*PROBLEM DESCRIPTION*. Copy out the entries in full and with complete accuracy; pictures are excluded.

───── SUPPLIED RECORDS ─────

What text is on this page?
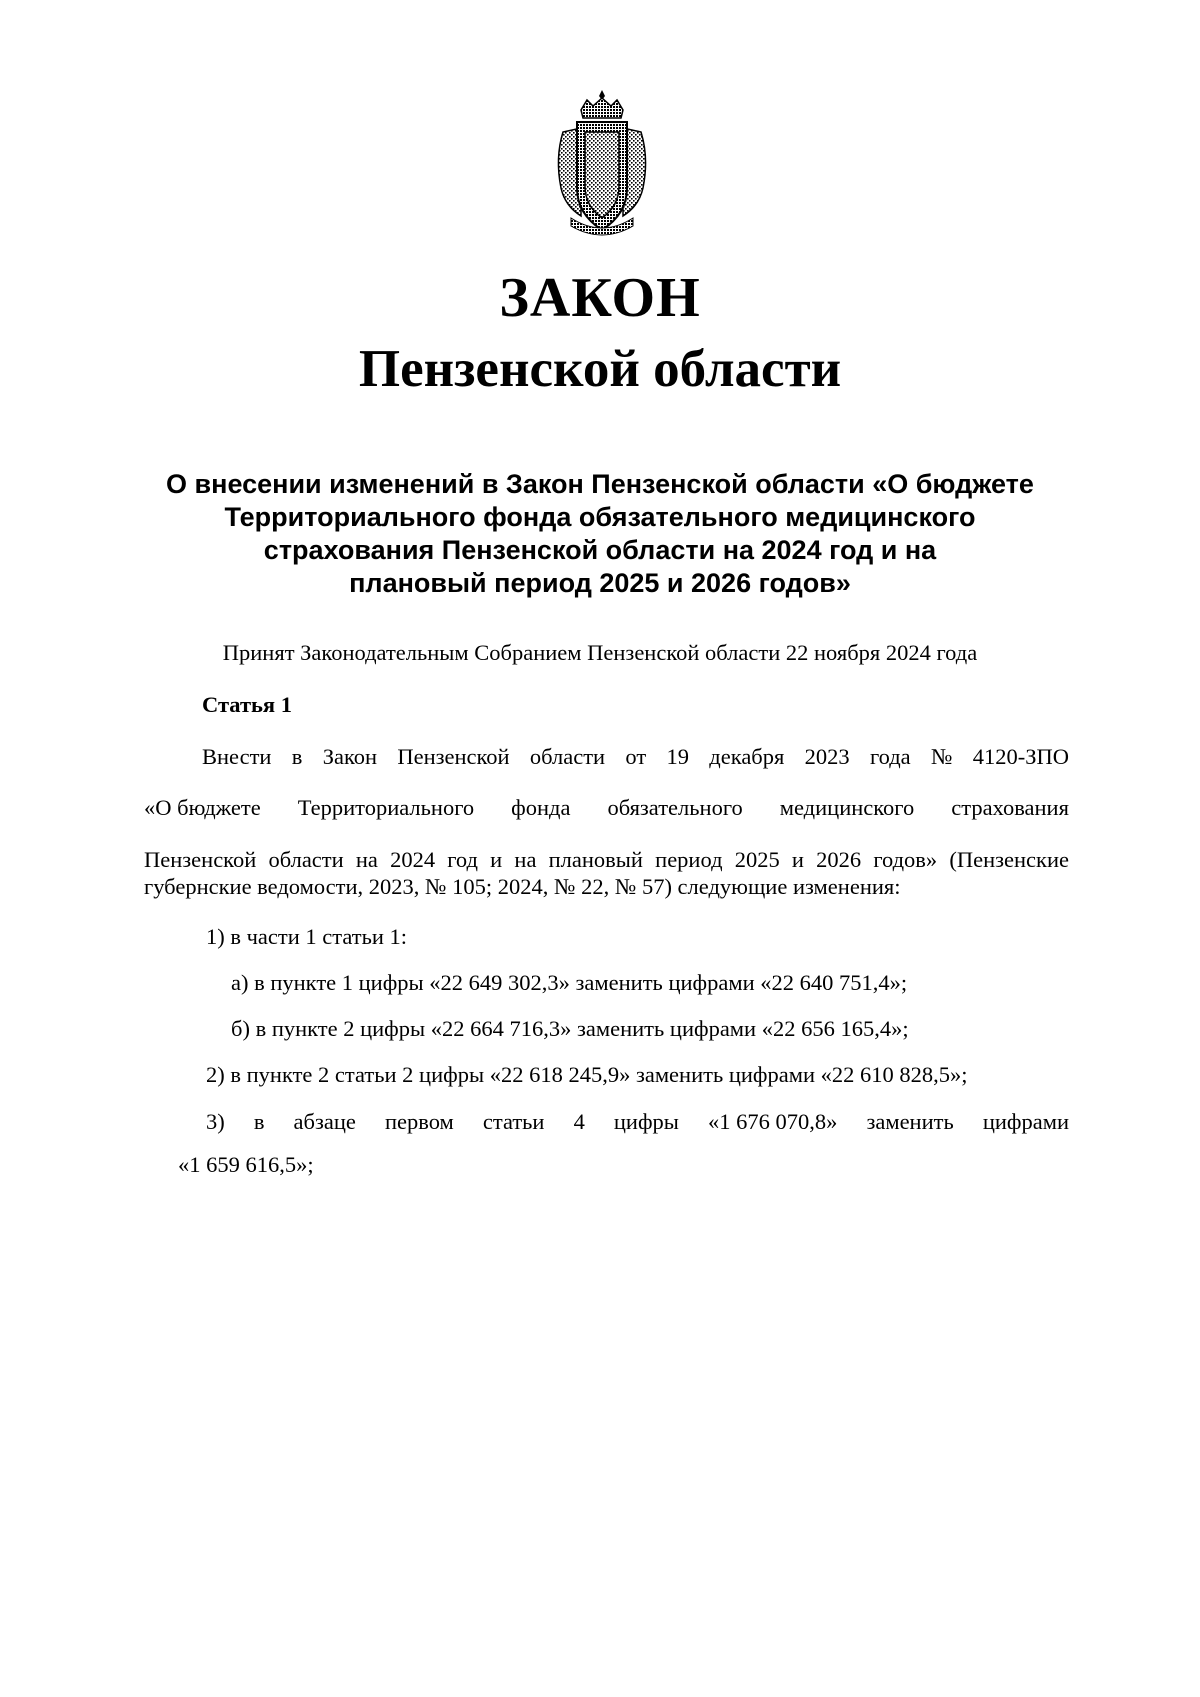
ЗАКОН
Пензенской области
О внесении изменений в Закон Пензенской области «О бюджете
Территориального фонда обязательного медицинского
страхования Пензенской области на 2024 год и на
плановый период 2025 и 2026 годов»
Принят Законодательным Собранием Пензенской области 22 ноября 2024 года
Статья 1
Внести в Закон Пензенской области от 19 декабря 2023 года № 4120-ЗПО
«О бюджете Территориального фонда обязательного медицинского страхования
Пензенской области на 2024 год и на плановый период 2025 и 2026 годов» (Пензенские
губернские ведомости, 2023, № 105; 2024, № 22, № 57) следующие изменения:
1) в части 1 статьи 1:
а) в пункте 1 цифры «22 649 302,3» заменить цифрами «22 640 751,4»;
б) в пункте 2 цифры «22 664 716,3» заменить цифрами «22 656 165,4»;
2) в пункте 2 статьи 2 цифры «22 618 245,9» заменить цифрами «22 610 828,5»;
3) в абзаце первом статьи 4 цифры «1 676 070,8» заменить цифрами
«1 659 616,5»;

─────

*RESULT OF THIS TASK*.
What text is on this page?
ЗАКОН
Пензенской области
О внесении изменений в Закон Пензенской области «О бюджете
Территориального фонда обязательного медицинского
страхования Пензенской области на 2024 год и на
плановый период 2025 и 2026 годов»
Принят Законодательным Собранием Пензенской области 22 ноября 2024 года
Статья 1
Внести в Закон Пензенской области от 19 декабря 2023 года № 4120-ЗПО
«О бюджете Территориального фонда обязательного медицинского страхования
Пензенской области на 2024 год и на плановый период 2025 и 2026 годов» (Пензенские
губернские ведомости, 2023, № 105; 2024, № 22, № 57) следующие изменения:
1) в части 1 статьи 1:
а) в пункте 1 цифры «22 649 302,3» заменить цифрами «22 640 751,4»;
б) в пункте 2 цифры «22 664 716,3» заменить цифрами «22 656 165,4»;
2) в пункте 2 статьи 2 цифры «22 618 245,9» заменить цифрами «22 610 828,5»;
3) в абзаце первом статьи 4 цифры «1 676 070,8» заменить цифрами
«1 659 616,5»;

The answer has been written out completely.